**TO DO:**
Tally how many lines of these entries hold the string "утвержденную". Return the number alone.

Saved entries
+--
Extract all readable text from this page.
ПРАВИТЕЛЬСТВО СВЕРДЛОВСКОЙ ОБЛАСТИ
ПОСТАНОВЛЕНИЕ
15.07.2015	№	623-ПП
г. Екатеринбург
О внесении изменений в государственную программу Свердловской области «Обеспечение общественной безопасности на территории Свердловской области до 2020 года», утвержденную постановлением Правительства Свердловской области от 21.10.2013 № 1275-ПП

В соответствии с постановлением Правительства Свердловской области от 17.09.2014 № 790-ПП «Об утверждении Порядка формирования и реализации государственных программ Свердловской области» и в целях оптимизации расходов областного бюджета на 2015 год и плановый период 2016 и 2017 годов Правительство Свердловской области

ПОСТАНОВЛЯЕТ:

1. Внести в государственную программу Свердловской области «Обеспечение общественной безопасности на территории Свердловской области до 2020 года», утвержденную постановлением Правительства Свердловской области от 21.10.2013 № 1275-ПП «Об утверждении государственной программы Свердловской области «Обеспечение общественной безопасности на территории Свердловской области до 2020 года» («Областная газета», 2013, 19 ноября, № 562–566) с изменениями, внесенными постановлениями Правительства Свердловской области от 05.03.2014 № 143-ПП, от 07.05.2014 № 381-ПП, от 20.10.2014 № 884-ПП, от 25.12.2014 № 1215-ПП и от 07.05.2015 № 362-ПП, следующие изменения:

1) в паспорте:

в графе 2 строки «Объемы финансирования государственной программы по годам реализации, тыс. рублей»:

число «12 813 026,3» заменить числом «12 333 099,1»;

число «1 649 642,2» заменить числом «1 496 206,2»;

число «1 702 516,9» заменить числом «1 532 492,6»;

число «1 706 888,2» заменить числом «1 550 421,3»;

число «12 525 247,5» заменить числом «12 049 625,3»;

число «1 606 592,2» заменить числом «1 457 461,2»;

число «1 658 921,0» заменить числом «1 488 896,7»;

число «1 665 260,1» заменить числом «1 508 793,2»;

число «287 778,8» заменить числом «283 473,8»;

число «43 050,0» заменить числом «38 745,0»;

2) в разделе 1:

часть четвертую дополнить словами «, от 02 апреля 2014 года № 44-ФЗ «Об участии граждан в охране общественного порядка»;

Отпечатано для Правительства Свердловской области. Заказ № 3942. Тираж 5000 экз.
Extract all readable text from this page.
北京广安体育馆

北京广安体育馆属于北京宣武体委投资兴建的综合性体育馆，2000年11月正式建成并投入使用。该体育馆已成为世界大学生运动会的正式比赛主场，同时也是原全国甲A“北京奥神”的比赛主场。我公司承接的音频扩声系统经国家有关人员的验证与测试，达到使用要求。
+--
**OUTPUT FOR THIS EXERCISE:**
2